====== GIVEN RECORDS ======

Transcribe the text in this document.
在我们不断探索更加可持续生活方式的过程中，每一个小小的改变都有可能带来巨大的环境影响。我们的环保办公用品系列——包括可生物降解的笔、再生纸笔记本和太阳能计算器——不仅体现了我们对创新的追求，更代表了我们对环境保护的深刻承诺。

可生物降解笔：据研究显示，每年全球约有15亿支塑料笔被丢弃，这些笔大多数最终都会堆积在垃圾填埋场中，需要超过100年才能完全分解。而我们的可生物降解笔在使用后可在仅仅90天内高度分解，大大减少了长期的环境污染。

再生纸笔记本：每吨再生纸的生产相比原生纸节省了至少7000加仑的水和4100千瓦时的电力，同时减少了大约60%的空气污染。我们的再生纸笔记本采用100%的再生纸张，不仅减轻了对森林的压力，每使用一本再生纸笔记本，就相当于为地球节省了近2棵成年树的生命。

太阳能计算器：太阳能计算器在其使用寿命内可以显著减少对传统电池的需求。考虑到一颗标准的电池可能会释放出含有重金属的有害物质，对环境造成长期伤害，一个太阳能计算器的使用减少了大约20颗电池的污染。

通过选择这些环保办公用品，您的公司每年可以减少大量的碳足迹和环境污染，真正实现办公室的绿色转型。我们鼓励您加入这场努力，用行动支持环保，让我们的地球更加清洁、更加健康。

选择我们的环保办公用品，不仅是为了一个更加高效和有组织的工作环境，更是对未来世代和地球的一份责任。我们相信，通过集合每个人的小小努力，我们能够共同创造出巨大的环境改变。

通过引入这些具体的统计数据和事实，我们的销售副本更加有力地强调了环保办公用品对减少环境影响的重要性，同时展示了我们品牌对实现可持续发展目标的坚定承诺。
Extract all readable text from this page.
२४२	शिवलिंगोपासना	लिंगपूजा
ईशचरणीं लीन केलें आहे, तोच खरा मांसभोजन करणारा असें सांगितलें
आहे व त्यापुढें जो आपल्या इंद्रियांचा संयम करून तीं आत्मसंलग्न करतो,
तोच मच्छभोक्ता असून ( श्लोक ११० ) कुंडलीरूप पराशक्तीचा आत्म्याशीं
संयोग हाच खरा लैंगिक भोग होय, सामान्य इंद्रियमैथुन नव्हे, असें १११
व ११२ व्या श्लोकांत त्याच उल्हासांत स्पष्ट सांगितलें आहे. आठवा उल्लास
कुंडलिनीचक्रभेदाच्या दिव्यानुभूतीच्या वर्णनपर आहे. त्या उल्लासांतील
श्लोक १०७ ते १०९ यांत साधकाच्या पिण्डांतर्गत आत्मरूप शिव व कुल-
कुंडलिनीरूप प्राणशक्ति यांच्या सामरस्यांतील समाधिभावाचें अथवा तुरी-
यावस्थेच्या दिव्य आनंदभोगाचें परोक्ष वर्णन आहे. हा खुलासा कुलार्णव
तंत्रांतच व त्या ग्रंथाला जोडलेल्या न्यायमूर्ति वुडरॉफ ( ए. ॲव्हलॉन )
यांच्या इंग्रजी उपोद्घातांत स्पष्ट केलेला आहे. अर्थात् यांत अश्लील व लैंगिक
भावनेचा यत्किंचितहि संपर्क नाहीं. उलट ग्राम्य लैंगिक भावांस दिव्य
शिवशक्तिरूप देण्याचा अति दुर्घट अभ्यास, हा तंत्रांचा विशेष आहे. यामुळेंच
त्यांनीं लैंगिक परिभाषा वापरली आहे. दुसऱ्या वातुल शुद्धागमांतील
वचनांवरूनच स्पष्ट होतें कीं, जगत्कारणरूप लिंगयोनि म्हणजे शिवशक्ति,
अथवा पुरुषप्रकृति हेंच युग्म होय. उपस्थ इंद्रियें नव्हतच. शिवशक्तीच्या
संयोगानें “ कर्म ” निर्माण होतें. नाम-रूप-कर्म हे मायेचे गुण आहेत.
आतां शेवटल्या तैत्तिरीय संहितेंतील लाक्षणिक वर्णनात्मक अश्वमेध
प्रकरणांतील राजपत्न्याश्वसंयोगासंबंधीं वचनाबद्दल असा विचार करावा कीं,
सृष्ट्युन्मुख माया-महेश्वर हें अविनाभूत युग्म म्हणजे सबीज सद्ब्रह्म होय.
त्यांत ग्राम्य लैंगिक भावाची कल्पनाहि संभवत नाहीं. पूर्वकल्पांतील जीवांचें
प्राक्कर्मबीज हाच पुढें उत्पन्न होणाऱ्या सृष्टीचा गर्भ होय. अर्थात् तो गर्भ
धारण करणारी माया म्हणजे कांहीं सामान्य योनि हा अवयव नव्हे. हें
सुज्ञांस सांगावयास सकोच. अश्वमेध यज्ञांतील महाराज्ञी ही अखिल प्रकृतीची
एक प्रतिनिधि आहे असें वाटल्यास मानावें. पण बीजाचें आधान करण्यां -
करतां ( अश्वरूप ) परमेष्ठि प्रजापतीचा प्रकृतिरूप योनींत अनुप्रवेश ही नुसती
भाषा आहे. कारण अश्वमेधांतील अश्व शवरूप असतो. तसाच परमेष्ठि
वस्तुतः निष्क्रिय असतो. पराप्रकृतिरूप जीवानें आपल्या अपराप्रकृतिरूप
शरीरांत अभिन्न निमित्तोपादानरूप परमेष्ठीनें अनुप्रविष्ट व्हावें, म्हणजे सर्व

======

Give the material above again, word for word.

Transcribe the text in this document.
在我们不断探索更加可持续生活方式的过程中，每一个小小的改变都有可能带来巨大的环境影响。我们的环保办公用品系列——包括可生物降解的笔、再生纸笔记本和太阳能计算器——不仅体现了我们对创新的追求，更代表了我们对环境保护的深刻承诺。

可生物降解笔：据研究显示，每年全球约有15亿支塑料笔被丢弃，这些笔大多数最终都会堆积在垃圾填埋场中，需要超过100年才能完全分解。而我们的可生物降解笔在使用后可在仅仅90天内高度分解，大大减少了长期的环境污染。

再生纸笔记本：每吨再生纸的生产相比原生纸节省了至少7000加仑的水和4100千瓦时的电力，同时减少了大约60%的空气污染。我们的再生纸笔记本采用100%的再生纸张，不仅减轻了对森林的压力，每使用一本再生纸笔记本，就相当于为地球节省了近2棵成年树的生命。

太阳能计算器：太阳能计算器在其使用寿命内可以显著减少对传统电池的需求。考虑到一颗标准的电池可能会释放出含有重金属的有害物质，对环境造成长期伤害，一个太阳能计算器的使用减少了大约20颗电池的污染。

通过选择这些环保办公用品，您的公司每年可以减少大量的碳足迹和环境污染，真正实现办公室的绿色转型。我们鼓励您加入这场努力，用行动支持环保，让我们的地球更加清洁、更加健康。

选择我们的环保办公用品，不仅是为了一个更加高效和有组织的工作环境，更是对未来世代和地球的一份责任。我们相信，通过集合每个人的小小努力，我们能够共同创造出巨大的环境改变。

通过引入这些具体的统计数据和事实，我们的销售副本更加有力地强调了环保办公用品对减少环境影响的重要性，同时展示了我们品牌对实现可持续发展目标的坚定承诺。
Extract all readable text from this page.
२४२	शिवलिंगोपासना	लिंगपूजा
ईशचरणीं लीन केलें आहे, तोच खरा मांसभोजन करणारा असें सांगितलें
आहे व त्यापुढें जो आपल्या इंद्रियांचा संयम करून तीं आत्मसंलग्न करतो,
तोच मच्छभोक्ता असून ( श्लोक ११० ) कुंडलीरूप पराशक्तीचा आत्म्याशीं
संयोग हाच खरा लैंगिक भोग होय, सामान्य इंद्रियमैथुन नव्हे, असें १११
व ११२ व्या श्लोकांत त्याच उल्हासांत स्पष्ट सांगितलें आहे. आठवा उल्लास
कुंडलिनीचक्रभेदाच्या दिव्यानुभूतीच्या वर्णनपर आहे. त्या उल्लासांतील
श्लोक १०७ ते १०९ यांत साधकाच्या पिण्डांतर्गत आत्मरूप शिव व कुल-
कुंडलिनीरूप प्राणशक्ति यांच्या सामरस्यांतील समाधिभावाचें अथवा तुरी-
यावस्थेच्या दिव्य आनंदभोगाचें परोक्ष वर्णन आहे. हा खुलासा कुलार्णव
तंत्रांतच व त्या ग्रंथाला जोडलेल्या न्यायमूर्ति वुडरॉफ ( ए. ॲव्हलॉन )
यांच्या इंग्रजी उपोद्घातांत स्पष्ट केलेला आहे. अर्थात् यांत अश्लील व लैंगिक
भावनेचा यत्किंचितहि संपर्क नाहीं. उलट ग्राम्य लैंगिक भावांस दिव्य
शिवशक्तिरूप देण्याचा अति दुर्घट अभ्यास, हा तंत्रांचा विशेष आहे. यामुळेंच
त्यांनीं लैंगिक परिभाषा वापरली आहे. दुसऱ्या वातुल शुद्धागमांतील
वचनांवरूनच स्पष्ट होतें कीं, जगत्कारणरूप लिंगयोनि म्हणजे शिवशक्ति,
अथवा पुरुषप्रकृति हेंच युग्म होय. उपस्थ इंद्रियें नव्हतच. शिवशक्तीच्या
संयोगानें “ कर्म ” निर्माण होतें. नाम-रूप-कर्म हे मायेचे गुण आहेत.
आतां शेवटल्या तैत्तिरीय संहितेंतील लाक्षणिक वर्णनात्मक अश्वमेध
प्रकरणांतील राजपत्न्याश्वसंयोगासंबंधीं वचनाबद्दल असा विचार करावा कीं,
सृष्ट्युन्मुख माया-महेश्वर हें अविनाभूत युग्म म्हणजे सबीज सद्ब्रह्म होय.
त्यांत ग्राम्य लैंगिक भावाची कल्पनाहि संभवत नाहीं. पूर्वकल्पांतील जीवांचें
प्राक्कर्मबीज हाच पुढें उत्पन्न होणाऱ्या सृष्टीचा गर्भ होय. अर्थात् तो गर्भ
धारण करणारी माया म्हणजे कांहीं सामान्य योनि हा अवयव नव्हे. हें
सुज्ञांस सांगावयास सकोच. अश्वमेध यज्ञांतील महाराज्ञी ही अखिल प्रकृतीची
एक प्रतिनिधि आहे असें वाटल्यास मानावें. पण बीजाचें आधान करण्यां -
करतां ( अश्वरूप ) परमेष्ठि प्रजापतीचा प्रकृतिरूप योनींत अनुप्रवेश ही नुसती
भाषा आहे. कारण अश्वमेधांतील अश्व शवरूप असतो. तसाच परमेष्ठि
वस्तुतः निष्क्रिय असतो. पराप्रकृतिरूप जीवानें आपल्या अपराप्रकृतिरूप
शरीरांत अभिन्न निमित्तोपादानरूप परमेष्ठीनें अनुप्रविष्ट व्हावें, म्हणजे सर्व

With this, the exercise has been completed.